## Begin
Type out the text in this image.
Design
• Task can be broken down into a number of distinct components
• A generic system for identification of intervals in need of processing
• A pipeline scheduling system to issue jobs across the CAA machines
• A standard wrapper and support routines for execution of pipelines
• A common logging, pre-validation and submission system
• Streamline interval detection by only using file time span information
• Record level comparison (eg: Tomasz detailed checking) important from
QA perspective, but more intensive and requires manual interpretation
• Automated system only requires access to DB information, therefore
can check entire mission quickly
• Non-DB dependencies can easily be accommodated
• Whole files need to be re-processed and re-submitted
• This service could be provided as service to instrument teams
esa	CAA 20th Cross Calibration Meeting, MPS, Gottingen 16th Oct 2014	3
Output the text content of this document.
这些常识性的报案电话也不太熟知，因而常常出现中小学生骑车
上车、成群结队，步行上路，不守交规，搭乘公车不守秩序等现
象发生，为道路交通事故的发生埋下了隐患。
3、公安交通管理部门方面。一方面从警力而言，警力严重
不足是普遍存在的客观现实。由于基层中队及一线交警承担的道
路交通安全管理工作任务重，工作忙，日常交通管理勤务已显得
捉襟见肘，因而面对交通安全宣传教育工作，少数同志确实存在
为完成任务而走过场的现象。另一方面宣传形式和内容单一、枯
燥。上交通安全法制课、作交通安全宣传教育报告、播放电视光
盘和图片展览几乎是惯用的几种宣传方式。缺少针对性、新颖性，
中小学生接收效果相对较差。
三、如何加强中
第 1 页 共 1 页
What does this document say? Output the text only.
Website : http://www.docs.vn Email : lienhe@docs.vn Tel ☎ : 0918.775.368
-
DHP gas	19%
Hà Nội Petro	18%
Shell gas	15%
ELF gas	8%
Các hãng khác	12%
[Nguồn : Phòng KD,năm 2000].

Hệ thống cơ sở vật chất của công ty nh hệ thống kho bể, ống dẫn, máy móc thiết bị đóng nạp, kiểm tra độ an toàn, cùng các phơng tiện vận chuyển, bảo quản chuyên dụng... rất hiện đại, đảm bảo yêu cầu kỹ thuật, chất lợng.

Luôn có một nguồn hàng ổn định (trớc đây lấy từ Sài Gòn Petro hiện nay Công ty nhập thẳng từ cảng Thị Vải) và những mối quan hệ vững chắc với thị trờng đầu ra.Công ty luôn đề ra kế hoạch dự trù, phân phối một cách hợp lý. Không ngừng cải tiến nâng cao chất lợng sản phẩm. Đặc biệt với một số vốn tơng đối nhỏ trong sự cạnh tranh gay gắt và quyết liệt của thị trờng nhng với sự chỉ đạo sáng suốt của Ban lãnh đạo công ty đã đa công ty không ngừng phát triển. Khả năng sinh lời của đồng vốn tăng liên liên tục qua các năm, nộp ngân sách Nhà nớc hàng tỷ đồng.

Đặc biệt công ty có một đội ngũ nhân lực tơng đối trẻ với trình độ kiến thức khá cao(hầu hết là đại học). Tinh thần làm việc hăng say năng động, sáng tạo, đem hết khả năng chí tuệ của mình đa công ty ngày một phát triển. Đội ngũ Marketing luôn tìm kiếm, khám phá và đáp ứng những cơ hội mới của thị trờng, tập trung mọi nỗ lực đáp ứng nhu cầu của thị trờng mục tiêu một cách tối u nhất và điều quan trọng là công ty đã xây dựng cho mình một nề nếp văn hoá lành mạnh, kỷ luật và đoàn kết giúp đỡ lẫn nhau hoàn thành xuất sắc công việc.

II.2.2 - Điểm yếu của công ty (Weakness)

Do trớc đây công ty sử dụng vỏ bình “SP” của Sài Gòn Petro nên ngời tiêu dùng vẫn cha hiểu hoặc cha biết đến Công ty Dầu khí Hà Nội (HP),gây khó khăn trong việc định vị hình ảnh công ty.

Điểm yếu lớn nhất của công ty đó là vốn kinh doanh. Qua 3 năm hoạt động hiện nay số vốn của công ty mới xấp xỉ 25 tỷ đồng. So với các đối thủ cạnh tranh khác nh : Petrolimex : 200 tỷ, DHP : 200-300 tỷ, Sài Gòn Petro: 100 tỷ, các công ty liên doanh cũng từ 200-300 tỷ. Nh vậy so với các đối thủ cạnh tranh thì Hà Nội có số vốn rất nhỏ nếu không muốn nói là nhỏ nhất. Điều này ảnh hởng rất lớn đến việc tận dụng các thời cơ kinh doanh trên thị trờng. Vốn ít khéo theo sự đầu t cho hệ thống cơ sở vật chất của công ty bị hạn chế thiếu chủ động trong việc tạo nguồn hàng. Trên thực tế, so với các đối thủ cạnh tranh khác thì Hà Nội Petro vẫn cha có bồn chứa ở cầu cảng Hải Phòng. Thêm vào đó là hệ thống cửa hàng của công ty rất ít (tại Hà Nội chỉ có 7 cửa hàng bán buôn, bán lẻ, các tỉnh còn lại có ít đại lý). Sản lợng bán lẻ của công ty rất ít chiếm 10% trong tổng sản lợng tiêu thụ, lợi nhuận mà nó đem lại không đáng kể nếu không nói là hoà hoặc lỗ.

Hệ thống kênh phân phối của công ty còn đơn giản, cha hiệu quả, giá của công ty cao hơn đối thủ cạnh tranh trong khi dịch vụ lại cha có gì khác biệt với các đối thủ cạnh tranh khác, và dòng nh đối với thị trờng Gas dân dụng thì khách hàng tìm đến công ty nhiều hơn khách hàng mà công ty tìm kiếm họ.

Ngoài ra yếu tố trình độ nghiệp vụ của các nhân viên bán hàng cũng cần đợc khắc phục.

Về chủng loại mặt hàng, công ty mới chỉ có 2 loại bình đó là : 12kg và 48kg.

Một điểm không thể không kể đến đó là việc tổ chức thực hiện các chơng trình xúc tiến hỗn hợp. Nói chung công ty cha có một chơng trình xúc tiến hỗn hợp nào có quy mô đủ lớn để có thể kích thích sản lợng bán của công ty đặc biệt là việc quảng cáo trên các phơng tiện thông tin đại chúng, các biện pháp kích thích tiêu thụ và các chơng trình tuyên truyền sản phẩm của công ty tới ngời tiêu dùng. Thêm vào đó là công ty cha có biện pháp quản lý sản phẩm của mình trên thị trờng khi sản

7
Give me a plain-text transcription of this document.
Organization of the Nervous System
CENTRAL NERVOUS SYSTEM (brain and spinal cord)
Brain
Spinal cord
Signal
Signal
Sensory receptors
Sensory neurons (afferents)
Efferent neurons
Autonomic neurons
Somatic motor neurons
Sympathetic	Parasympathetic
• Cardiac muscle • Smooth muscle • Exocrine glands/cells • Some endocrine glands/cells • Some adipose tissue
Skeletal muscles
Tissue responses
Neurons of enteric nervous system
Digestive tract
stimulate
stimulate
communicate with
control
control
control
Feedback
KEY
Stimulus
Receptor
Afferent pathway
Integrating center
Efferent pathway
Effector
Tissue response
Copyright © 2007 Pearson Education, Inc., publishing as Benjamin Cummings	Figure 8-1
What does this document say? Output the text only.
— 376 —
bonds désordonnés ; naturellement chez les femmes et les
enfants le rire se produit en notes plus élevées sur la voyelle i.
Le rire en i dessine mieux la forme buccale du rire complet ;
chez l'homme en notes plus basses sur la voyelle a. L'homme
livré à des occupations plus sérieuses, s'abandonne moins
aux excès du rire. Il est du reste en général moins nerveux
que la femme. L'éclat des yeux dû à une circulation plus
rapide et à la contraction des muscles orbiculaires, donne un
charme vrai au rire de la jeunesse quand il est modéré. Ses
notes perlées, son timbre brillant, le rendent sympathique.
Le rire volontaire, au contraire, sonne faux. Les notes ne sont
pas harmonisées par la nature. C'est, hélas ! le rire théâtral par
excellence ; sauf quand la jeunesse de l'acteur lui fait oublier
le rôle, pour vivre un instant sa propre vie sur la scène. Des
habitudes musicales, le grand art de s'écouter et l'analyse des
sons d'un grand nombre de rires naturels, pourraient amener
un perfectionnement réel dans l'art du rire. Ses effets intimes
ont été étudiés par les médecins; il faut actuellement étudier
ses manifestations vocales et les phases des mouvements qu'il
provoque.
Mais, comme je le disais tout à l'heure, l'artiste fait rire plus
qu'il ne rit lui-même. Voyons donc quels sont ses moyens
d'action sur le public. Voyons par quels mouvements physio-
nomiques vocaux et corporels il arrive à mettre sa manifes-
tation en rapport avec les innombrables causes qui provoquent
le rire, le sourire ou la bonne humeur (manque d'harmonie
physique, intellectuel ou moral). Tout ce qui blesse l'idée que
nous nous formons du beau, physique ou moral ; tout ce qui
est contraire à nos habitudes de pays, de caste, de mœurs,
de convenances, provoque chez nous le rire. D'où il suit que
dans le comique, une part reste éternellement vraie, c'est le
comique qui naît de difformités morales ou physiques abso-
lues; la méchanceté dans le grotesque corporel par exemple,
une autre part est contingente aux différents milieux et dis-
## End
#### Given instruction:
List each line of the records that holds the string "only".

#### Solution for this problem:
• Streamline interval detection by only using file time span information
• Automated system only requires access to DB information, therefore
What does this document say? Output the text only.
What does this document say? Output the text only.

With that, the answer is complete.